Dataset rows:
==*==
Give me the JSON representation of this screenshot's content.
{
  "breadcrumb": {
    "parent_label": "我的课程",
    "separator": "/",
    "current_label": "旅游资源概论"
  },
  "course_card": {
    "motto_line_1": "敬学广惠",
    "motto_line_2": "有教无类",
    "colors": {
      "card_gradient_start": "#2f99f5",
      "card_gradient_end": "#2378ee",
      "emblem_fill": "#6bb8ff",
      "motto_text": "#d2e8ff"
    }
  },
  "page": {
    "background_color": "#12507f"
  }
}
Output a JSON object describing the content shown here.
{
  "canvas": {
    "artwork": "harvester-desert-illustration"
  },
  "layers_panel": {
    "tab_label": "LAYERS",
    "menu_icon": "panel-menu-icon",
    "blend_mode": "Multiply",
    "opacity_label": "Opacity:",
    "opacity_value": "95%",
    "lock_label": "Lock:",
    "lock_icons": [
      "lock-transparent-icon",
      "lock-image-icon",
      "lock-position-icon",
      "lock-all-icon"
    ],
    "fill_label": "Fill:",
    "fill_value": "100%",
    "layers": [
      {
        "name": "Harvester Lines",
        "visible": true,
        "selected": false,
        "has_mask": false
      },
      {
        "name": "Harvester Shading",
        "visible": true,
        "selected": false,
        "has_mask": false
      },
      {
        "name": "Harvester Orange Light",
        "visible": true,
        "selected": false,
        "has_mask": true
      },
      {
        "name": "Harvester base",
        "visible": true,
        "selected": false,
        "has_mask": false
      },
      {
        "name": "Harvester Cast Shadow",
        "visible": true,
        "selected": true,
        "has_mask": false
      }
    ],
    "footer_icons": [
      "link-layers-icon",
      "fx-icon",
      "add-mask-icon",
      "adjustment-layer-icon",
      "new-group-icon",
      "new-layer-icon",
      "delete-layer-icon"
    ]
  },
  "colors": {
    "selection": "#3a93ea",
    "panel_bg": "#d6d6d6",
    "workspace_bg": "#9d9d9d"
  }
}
==*==
To be done:
Can you reproduce all the material exactly?

Answer for this exercise:
Give me the JSON representation of this screenshot's content.
{
  "breadcrumb": {
    "parent_label": "我的课程",
    "separator": "/",
    "current_label": "旅游资源概论"
  },
  "course_card": {
    "motto_line_1": "敬学广惠",
    "motto_line_2": "有教无类",
    "colors": {
      "card_gradient_start": "#2f99f5",
      "card_gradient_end": "#2378ee",
      "emblem_fill": "#6bb8ff",
      "motto_text": "#d2e8ff"
    }
  },
  "page": {
    "background_color": "#12507f"
  }
}
Output a JSON object describing the content shown here.
{
  "canvas": {
    "artwork": "harvester-desert-illustration"
  },
  "layers_panel": {
    "tab_label": "LAYERS",
    "menu_icon": "panel-menu-icon",
    "blend_mode": "Multiply",
    "opacity_label": "Opacity:",
    "opacity_value": "95%",
    "lock_label": "Lock:",
    "lock_icons": [
      "lock-transparent-icon",
      "lock-image-icon",
      "lock-position-icon",
      "lock-all-icon"
    ],
    "fill_label": "Fill:",
    "fill_value": "100%",
    "layers": [
      {
        "name": "Harvester Lines",
        "visible": true,
        "selected": false,
        "has_mask": false
      },
      {
        "name": "Harvester Shading",
        "visible": true,
        "selected": false,
        "has_mask": false
      },
      {
        "name": "Harvester Orange Light",
        "visible": true,
        "selected": false,
        "has_mask": true
      },
      {
        "name": "Harvester base",
        "visible": true,
        "selected": false,
        "has_mask": false
      },
      {
        "name": "Harvester Cast Shadow",
        "visible": true,
        "selected": true,
        "has_mask": false
      }
    ],
    "footer_icons": [
      "link-layers-icon",
      "fx-icon",
      "add-mask-icon",
      "adjustment-layer-icon",
      "new-group-icon",
      "new-layer-icon",
      "delete-layer-icon"
    ]
  },
  "colors": {
    "selection": "#3a93ea",
    "panel_bg": "#d6d6d6",
    "workspace_bg": "#9d9d9d"
  }
}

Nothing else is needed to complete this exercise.